WHAT IS EXPECTED -> Work out the number of lines with the word "Partners" in the material below, then reply with that number only.

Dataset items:
· · · · ·

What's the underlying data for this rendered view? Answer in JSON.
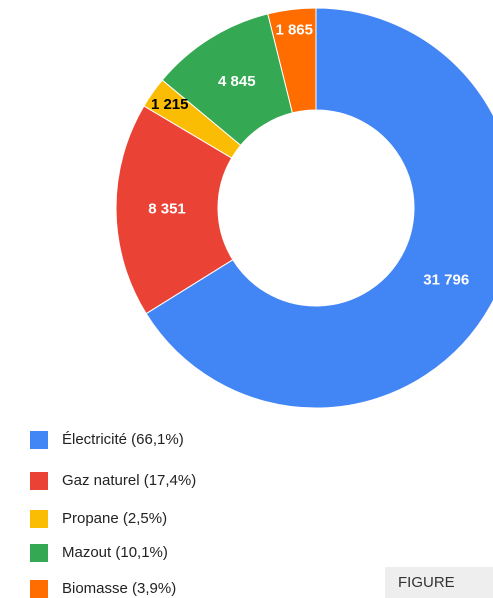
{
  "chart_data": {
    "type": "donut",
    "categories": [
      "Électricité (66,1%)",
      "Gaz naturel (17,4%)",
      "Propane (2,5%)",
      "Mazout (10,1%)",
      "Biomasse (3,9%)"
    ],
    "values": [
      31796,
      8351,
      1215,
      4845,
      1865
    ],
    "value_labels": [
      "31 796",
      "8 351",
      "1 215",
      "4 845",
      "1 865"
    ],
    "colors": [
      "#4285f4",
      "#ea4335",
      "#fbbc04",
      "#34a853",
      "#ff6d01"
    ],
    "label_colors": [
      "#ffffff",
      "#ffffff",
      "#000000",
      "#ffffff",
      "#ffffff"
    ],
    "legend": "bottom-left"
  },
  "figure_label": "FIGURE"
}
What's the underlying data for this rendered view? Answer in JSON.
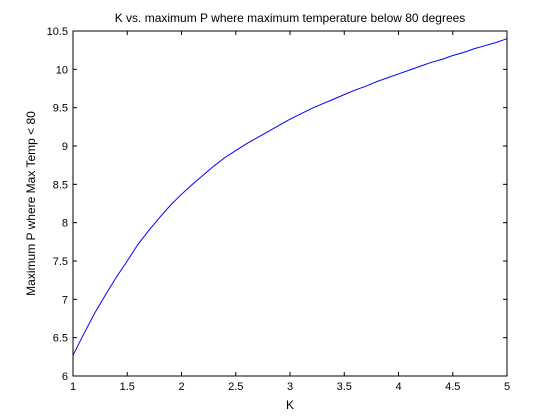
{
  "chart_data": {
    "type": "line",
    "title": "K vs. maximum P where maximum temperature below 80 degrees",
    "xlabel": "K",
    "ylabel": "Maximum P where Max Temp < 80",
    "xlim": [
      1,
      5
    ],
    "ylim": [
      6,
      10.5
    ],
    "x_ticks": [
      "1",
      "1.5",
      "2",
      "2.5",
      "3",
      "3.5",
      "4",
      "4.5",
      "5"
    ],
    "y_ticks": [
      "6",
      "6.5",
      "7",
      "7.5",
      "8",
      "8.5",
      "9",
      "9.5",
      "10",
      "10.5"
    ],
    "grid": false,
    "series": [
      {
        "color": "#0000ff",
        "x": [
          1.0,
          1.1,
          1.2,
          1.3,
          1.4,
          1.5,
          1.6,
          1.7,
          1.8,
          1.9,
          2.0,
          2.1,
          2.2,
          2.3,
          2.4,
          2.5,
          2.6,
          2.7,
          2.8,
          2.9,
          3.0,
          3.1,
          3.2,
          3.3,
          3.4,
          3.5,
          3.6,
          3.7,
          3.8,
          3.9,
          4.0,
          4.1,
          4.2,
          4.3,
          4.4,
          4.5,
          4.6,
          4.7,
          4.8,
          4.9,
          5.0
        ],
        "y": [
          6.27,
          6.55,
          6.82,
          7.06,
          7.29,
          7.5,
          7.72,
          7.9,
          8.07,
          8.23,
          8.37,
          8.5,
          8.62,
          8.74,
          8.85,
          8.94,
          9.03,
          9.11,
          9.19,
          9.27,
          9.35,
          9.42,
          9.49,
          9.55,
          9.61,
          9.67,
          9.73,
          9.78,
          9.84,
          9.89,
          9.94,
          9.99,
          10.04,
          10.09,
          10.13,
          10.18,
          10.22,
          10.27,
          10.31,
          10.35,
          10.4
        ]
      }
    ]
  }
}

· · · · ·

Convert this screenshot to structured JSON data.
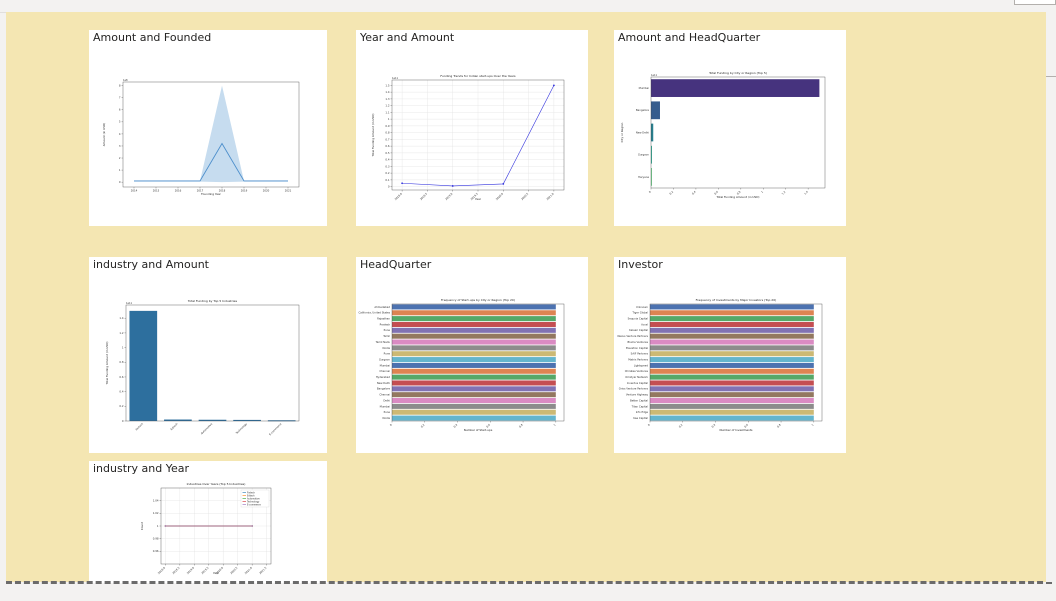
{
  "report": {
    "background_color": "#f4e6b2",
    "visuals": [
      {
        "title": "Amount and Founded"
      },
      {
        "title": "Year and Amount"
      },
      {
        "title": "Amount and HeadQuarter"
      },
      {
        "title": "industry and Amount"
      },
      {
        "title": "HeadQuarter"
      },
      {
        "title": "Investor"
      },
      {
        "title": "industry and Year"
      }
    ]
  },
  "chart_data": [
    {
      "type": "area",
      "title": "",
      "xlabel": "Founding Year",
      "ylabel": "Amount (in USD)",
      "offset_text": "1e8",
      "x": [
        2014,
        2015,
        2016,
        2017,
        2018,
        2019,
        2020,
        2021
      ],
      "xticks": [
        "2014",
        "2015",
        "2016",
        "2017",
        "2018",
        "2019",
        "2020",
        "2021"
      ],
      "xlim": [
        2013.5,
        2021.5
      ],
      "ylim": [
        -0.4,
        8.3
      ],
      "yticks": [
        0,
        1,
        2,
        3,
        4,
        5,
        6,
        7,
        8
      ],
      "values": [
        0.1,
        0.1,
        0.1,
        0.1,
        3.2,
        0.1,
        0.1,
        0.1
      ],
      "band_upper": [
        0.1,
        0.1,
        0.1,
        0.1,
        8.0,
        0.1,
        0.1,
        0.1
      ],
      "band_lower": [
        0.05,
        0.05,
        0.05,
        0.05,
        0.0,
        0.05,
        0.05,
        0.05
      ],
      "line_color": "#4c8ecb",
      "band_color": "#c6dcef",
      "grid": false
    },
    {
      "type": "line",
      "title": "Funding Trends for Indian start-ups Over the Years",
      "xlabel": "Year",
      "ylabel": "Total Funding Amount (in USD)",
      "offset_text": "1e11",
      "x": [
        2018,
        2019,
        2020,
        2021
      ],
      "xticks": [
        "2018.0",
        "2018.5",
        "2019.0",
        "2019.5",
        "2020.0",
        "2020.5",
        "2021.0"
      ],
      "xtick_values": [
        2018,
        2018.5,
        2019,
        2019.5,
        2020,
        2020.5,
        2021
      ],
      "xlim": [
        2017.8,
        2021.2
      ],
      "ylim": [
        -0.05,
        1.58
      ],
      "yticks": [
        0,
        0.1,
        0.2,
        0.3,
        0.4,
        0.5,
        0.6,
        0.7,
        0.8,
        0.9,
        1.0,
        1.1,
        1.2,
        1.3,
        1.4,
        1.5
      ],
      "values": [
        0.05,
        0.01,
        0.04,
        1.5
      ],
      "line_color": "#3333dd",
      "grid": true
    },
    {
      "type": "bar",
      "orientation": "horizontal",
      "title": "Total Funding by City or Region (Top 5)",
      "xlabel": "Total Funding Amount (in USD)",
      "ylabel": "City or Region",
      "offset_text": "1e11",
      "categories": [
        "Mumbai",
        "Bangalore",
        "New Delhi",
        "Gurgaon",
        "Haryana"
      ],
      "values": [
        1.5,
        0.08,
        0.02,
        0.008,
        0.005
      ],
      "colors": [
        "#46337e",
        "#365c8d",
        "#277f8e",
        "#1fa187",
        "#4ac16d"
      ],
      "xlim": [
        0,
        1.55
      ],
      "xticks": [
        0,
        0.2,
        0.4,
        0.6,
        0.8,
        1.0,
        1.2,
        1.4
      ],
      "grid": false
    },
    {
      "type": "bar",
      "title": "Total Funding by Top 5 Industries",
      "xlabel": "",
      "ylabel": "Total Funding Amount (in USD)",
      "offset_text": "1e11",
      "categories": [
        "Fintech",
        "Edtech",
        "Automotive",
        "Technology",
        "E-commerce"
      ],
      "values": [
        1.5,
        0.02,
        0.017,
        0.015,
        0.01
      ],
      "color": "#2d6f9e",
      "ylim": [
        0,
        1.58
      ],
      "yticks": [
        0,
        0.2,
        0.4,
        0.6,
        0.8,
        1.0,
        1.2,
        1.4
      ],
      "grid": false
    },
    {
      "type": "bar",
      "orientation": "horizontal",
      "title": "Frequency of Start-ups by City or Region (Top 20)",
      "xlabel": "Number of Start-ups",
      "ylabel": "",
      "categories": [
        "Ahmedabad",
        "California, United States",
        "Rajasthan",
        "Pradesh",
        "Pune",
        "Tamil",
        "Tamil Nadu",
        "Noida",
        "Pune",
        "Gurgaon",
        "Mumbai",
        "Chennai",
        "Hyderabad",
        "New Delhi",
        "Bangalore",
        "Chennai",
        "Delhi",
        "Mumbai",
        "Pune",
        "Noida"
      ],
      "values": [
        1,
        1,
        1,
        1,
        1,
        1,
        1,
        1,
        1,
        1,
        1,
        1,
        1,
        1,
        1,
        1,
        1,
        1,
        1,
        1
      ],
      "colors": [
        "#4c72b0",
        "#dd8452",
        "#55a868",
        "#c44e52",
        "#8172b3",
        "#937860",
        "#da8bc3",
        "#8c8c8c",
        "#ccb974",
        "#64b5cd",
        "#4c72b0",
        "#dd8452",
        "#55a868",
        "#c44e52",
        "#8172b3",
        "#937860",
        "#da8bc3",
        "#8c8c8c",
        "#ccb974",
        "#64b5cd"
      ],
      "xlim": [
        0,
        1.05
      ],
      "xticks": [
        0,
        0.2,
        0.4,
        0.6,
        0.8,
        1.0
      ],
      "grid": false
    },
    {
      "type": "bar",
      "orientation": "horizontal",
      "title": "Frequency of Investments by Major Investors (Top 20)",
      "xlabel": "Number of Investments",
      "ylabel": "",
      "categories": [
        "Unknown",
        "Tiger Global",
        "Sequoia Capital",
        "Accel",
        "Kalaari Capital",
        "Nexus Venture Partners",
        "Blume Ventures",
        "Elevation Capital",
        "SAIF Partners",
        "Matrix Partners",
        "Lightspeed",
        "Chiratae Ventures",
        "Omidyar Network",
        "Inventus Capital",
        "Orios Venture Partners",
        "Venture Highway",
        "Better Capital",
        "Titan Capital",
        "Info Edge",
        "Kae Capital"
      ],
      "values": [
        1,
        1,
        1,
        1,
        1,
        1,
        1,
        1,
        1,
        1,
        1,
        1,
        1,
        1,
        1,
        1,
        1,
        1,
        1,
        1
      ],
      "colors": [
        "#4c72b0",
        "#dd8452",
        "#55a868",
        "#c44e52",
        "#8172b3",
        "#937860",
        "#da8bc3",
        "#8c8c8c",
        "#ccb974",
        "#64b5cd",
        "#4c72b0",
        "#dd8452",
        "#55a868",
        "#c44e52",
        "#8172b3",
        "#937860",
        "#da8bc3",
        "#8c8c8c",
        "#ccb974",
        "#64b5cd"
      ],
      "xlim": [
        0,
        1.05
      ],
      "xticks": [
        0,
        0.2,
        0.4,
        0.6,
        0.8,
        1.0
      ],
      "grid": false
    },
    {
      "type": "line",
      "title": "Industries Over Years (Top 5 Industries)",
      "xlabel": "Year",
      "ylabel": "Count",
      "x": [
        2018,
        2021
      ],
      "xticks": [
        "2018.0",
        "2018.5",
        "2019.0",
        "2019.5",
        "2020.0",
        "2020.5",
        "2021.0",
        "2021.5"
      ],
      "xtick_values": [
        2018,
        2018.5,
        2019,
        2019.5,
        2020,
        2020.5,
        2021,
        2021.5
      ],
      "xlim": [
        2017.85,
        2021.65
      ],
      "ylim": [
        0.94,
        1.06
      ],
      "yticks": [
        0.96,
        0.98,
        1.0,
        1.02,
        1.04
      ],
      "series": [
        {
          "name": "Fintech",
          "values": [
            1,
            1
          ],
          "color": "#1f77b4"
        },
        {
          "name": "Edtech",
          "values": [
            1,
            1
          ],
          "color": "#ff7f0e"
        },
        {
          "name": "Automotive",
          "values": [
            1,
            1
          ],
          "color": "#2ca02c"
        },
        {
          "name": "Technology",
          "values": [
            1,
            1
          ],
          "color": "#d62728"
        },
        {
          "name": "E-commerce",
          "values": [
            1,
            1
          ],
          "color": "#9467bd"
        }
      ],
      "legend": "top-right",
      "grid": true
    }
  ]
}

· · · · ·

TASK SOLUTION -> 4